Stored data:

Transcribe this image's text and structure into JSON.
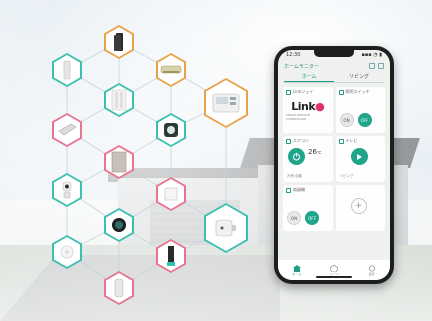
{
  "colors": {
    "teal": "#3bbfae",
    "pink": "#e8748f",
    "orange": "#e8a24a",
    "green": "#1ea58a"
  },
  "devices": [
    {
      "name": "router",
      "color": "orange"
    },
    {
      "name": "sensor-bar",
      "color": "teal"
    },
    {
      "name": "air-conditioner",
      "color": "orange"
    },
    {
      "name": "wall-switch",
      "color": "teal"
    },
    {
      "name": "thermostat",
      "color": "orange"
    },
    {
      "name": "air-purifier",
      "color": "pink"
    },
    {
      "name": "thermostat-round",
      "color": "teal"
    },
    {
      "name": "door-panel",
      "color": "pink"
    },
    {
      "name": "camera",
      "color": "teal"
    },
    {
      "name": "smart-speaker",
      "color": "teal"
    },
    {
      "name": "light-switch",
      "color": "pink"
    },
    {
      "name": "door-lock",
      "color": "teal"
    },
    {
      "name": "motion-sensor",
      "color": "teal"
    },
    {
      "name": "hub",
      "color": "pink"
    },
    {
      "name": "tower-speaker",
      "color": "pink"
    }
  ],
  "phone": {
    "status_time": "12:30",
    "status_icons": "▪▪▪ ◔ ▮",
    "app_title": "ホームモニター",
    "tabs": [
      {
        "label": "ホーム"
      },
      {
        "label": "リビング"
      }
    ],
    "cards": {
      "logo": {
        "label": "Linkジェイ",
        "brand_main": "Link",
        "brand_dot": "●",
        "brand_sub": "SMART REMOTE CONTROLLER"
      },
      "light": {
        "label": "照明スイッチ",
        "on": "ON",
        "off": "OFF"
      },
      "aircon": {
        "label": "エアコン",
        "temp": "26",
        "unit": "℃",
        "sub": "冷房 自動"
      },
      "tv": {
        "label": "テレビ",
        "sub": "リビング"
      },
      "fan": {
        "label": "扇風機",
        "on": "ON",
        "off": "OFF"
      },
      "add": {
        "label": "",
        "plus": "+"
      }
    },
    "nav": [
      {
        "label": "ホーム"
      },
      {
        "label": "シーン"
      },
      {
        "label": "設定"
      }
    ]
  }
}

YOUR INSTRUCTIONS:
The pictures in the entries should be left out; output everything else exactly.

COMPLETE ANSWER:
Transcribe this image's text and structure into JSON.
{
  "colors": {
    "teal": "#3bbfae",
    "pink": "#e8748f",
    "orange": "#e8a24a",
    "green": "#1ea58a"
  },
  "devices": [
    {
      "name": "router",
      "color": "orange"
    },
    {
      "name": "sensor-bar",
      "color": "teal"
    },
    {
      "name": "air-conditioner",
      "color": "orange"
    },
    {
      "name": "wall-switch",
      "color": "teal"
    },
    {
      "name": "thermostat",
      "color": "orange"
    },
    {
      "name": "air-purifier",
      "color": "pink"
    },
    {
      "name": "thermostat-round",
      "color": "teal"
    },
    {
      "name": "door-panel",
      "color": "pink"
    },
    {
      "name": "camera",
      "color": "teal"
    },
    {
      "name": "smart-speaker",
      "color": "teal"
    },
    {
      "name": "light-switch",
      "color": "pink"
    },
    {
      "name": "door-lock",
      "color": "teal"
    },
    {
      "name": "motion-sensor",
      "color": "teal"
    },
    {
      "name": "hub",
      "color": "pink"
    },
    {
      "name": "tower-speaker",
      "color": "pink"
    }
  ],
  "phone": {
    "status_time": "12:30",
    "status_icons": "▪▪▪ ◔ ▮",
    "app_title": "ホームモニター",
    "tabs": [
      {
        "label": "ホーム"
      },
      {
        "label": "リビング"
      }
    ],
    "cards": {
      "logo": {
        "label": "Linkジェイ",
        "brand_main": "Link",
        "brand_dot": "●",
        "brand_sub": "SMART REMOTE CONTROLLER"
      },
      "light": {
        "label": "照明スイッチ",
        "on": "ON",
        "off": "OFF"
      },
      "aircon": {
        "label": "エアコン",
        "temp": "26",
        "unit": "℃",
        "sub": "冷房 自動"
      },
      "tv": {
        "label": "テレビ",
        "sub": "リビング"
      },
      "fan": {
        "label": "扇風機",
        "on": "ON",
        "off": "OFF"
      },
      "add": {
        "label": "",
        "plus": "+"
      }
    },
    "nav": [
      {
        "label": "ホーム"
      },
      {
        "label": "シーン"
      },
      {
        "label": "設定"
      }
    ]
  }
}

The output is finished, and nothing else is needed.